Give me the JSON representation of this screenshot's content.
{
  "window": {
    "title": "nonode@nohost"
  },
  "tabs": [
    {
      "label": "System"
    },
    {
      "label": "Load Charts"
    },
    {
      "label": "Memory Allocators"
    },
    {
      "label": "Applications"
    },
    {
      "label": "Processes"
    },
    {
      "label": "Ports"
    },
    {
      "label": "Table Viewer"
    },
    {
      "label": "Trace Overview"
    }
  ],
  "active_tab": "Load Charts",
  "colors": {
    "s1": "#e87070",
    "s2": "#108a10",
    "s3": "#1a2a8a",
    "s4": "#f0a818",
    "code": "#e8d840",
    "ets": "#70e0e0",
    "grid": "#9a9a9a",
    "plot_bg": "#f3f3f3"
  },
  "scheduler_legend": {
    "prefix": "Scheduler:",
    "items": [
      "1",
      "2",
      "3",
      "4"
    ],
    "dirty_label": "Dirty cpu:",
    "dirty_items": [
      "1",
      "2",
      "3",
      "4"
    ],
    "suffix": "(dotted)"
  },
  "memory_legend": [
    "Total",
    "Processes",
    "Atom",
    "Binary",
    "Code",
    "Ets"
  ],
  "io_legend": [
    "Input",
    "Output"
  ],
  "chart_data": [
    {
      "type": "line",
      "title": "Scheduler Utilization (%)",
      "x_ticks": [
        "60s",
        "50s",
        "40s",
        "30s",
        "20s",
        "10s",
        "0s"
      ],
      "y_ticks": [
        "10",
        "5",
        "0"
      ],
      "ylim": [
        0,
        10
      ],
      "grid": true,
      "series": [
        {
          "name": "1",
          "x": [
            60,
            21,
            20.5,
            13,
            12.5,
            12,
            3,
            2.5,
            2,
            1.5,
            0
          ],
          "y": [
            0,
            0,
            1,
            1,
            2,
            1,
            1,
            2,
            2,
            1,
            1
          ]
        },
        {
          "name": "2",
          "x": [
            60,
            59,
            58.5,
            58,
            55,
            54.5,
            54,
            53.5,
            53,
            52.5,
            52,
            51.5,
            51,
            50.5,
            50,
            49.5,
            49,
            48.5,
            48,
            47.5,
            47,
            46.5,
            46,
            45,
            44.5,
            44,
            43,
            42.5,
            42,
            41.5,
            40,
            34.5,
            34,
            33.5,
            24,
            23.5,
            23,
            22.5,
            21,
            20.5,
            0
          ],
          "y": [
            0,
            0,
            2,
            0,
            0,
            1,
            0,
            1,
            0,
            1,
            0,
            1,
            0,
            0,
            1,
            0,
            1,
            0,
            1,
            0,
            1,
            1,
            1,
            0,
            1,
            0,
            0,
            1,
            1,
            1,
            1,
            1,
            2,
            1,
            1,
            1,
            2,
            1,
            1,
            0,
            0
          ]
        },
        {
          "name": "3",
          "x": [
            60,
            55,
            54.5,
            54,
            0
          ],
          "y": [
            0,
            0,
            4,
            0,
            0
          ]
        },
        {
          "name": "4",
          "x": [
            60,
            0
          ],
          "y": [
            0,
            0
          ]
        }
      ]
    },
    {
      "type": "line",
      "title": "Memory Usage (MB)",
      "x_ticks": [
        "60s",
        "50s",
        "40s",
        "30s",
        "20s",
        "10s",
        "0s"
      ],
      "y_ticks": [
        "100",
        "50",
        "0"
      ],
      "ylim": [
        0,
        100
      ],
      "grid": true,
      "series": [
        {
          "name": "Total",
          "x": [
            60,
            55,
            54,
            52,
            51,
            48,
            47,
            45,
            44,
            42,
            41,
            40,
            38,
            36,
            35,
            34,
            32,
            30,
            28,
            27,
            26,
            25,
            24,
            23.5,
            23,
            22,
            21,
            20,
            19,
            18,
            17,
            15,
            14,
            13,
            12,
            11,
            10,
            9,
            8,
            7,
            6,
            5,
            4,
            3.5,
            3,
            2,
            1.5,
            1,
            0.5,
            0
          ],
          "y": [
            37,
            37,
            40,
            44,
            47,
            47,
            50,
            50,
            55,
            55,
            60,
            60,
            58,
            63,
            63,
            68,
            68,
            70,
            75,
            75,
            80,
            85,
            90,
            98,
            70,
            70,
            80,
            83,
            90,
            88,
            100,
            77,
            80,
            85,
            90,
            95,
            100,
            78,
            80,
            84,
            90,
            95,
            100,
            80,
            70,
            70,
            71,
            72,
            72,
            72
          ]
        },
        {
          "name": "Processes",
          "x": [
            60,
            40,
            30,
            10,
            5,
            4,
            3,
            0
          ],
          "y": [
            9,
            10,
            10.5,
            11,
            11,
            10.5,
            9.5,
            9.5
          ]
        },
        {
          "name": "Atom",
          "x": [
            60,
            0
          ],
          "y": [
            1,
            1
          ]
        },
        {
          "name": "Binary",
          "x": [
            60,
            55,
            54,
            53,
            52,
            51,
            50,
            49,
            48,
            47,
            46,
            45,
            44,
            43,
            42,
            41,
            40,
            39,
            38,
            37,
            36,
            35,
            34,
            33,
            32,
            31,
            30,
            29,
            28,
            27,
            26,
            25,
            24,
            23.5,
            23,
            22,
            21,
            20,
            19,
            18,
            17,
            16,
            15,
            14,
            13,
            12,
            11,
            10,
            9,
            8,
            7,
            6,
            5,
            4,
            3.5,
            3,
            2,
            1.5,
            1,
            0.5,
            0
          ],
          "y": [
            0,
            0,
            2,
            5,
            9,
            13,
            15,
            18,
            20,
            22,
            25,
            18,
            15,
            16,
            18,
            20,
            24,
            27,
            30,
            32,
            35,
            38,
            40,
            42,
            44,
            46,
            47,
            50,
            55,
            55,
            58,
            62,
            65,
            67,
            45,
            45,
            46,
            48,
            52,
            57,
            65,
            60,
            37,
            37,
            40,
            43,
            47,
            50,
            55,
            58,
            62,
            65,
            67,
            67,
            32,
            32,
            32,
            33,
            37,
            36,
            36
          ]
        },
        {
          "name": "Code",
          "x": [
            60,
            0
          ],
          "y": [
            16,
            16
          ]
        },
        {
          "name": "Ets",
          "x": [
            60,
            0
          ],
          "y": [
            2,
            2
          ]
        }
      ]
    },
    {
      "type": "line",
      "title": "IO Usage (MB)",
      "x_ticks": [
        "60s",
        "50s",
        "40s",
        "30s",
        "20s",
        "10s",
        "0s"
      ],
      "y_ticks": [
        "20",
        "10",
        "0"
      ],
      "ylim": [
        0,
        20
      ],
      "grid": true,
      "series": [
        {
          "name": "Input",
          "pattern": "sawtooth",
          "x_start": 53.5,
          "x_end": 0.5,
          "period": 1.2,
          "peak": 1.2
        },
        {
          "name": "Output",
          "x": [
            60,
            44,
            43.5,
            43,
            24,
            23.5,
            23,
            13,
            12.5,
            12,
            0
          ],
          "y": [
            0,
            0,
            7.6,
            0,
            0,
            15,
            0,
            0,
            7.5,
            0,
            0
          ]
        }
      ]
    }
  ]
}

#### STATED TASK:
Extract each line of the material exactly as it stands.

#### RESPONSE TO THIS TASK:
Give me the JSON representation of this screenshot's content.
{
  "window": {
    "title": "nonode@nohost"
  },
  "tabs": [
    {
      "label": "System"
    },
    {
      "label": "Load Charts"
    },
    {
      "label": "Memory Allocators"
    },
    {
      "label": "Applications"
    },
    {
      "label": "Processes"
    },
    {
      "label": "Ports"
    },
    {
      "label": "Table Viewer"
    },
    {
      "label": "Trace Overview"
    }
  ],
  "active_tab": "Load Charts",
  "colors": {
    "s1": "#e87070",
    "s2": "#108a10",
    "s3": "#1a2a8a",
    "s4": "#f0a818",
    "code": "#e8d840",
    "ets": "#70e0e0",
    "grid": "#9a9a9a",
    "plot_bg": "#f3f3f3"
  },
  "scheduler_legend": {
    "prefix": "Scheduler:",
    "items": [
      "1",
      "2",
      "3",
      "4"
    ],
    "dirty_label": "Dirty cpu:",
    "dirty_items": [
      "1",
      "2",
      "3",
      "4"
    ],
    "suffix": "(dotted)"
  },
  "memory_legend": [
    "Total",
    "Processes",
    "Atom",
    "Binary",
    "Code",
    "Ets"
  ],
  "io_legend": [
    "Input",
    "Output"
  ],
  "chart_data": [
    {
      "type": "line",
      "title": "Scheduler Utilization (%)",
      "x_ticks": [
        "60s",
        "50s",
        "40s",
        "30s",
        "20s",
        "10s",
        "0s"
      ],
      "y_ticks": [
        "10",
        "5",
        "0"
      ],
      "ylim": [
        0,
        10
      ],
      "grid": true,
      "series": [
        {
          "name": "1",
          "x": [
            60,
            21,
            20.5,
            13,
            12.5,
            12,
            3,
            2.5,
            2,
            1.5,
            0
          ],
          "y": [
            0,
            0,
            1,
            1,
            2,
            1,
            1,
            2,
            2,
            1,
            1
          ]
        },
        {
          "name": "2",
          "x": [
            60,
            59,
            58.5,
            58,
            55,
            54.5,
            54,
            53.5,
            53,
            52.5,
            52,
            51.5,
            51,
            50.5,
            50,
            49.5,
            49,
            48.5,
            48,
            47.5,
            47,
            46.5,
            46,
            45,
            44.5,
            44,
            43,
            42.5,
            42,
            41.5,
            40,
            34.5,
            34,
            33.5,
            24,
            23.5,
            23,
            22.5,
            21,
            20.5,
            0
          ],
          "y": [
            0,
            0,
            2,
            0,
            0,
            1,
            0,
            1,
            0,
            1,
            0,
            1,
            0,
            0,
            1,
            0,
            1,
            0,
            1,
            0,
            1,
            1,
            1,
            0,
            1,
            0,
            0,
            1,
            1,
            1,
            1,
            1,
            2,
            1,
            1,
            1,
            2,
            1,
            1,
            0,
            0
          ]
        },
        {
          "name": "3",
          "x": [
            60,
            55,
            54.5,
            54,
            0
          ],
          "y": [
            0,
            0,
            4,
            0,
            0
          ]
        },
        {
          "name": "4",
          "x": [
            60,
            0
          ],
          "y": [
            0,
            0
          ]
        }
      ]
    },
    {
      "type": "line",
      "title": "Memory Usage (MB)",
      "x_ticks": [
        "60s",
        "50s",
        "40s",
        "30s",
        "20s",
        "10s",
        "0s"
      ],
      "y_ticks": [
        "100",
        "50",
        "0"
      ],
      "ylim": [
        0,
        100
      ],
      "grid": true,
      "series": [
        {
          "name": "Total",
          "x": [
            60,
            55,
            54,
            52,
            51,
            48,
            47,
            45,
            44,
            42,
            41,
            40,
            38,
            36,
            35,
            34,
            32,
            30,
            28,
            27,
            26,
            25,
            24,
            23.5,
            23,
            22,
            21,
            20,
            19,
            18,
            17,
            15,
            14,
            13,
            12,
            11,
            10,
            9,
            8,
            7,
            6,
            5,
            4,
            3.5,
            3,
            2,
            1.5,
            1,
            0.5,
            0
          ],
          "y": [
            37,
            37,
            40,
            44,
            47,
            47,
            50,
            50,
            55,
            55,
            60,
            60,
            58,
            63,
            63,
            68,
            68,
            70,
            75,
            75,
            80,
            85,
            90,
            98,
            70,
            70,
            80,
            83,
            90,
            88,
            100,
            77,
            80,
            85,
            90,
            95,
            100,
            78,
            80,
            84,
            90,
            95,
            100,
            80,
            70,
            70,
            71,
            72,
            72,
            72
          ]
        },
        {
          "name": "Processes",
          "x": [
            60,
            40,
            30,
            10,
            5,
            4,
            3,
            0
          ],
          "y": [
            9,
            10,
            10.5,
            11,
            11,
            10.5,
            9.5,
            9.5
          ]
        },
        {
          "name": "Atom",
          "x": [
            60,
            0
          ],
          "y": [
            1,
            1
          ]
        },
        {
          "name": "Binary",
          "x": [
            60,
            55,
            54,
            53,
            52,
            51,
            50,
            49,
            48,
            47,
            46,
            45,
            44,
            43,
            42,
            41,
            40,
            39,
            38,
            37,
            36,
            35,
            34,
            33,
            32,
            31,
            30,
            29,
            28,
            27,
            26,
            25,
            24,
            23.5,
            23,
            22,
            21,
            20,
            19,
            18,
            17,
            16,
            15,
            14,
            13,
            12,
            11,
            10,
            9,
            8,
            7,
            6,
            5,
            4,
            3.5,
            3,
            2,
            1.5,
            1,
            0.5,
            0
          ],
          "y": [
            0,
            0,
            2,
            5,
            9,
            13,
            15,
            18,
            20,
            22,
            25,
            18,
            15,
            16,
            18,
            20,
            24,
            27,
            30,
            32,
            35,
            38,
            40,
            42,
            44,
            46,
            47,
            50,
            55,
            55,
            58,
            62,
            65,
            67,
            45,
            45,
            46,
            48,
            52,
            57,
            65,
            60,
            37,
            37,
            40,
            43,
            47,
            50,
            55,
            58,
            62,
            65,
            67,
            67,
            32,
            32,
            32,
            33,
            37,
            36,
            36
          ]
        },
        {
          "name": "Code",
          "x": [
            60,
            0
          ],
          "y": [
            16,
            16
          ]
        },
        {
          "name": "Ets",
          "x": [
            60,
            0
          ],
          "y": [
            2,
            2
          ]
        }
      ]
    },
    {
      "type": "line",
      "title": "IO Usage (MB)",
      "x_ticks": [
        "60s",
        "50s",
        "40s",
        "30s",
        "20s",
        "10s",
        "0s"
      ],
      "y_ticks": [
        "20",
        "10",
        "0"
      ],
      "ylim": [
        0,
        20
      ],
      "grid": true,
      "series": [
        {
          "name": "Input",
          "pattern": "sawtooth",
          "x_start": 53.5,
          "x_end": 0.5,
          "period": 1.2,
          "peak": 1.2
        },
        {
          "name": "Output",
          "x": [
            60,
            44,
            43.5,
            43,
            24,
            23.5,
            23,
            13,
            12.5,
            12,
            0
          ],
          "y": [
            0,
            0,
            7.6,
            0,
            0,
            15,
            0,
            0,
            7.5,
            0,
            0
          ]
        }
      ]
    }
  ]
}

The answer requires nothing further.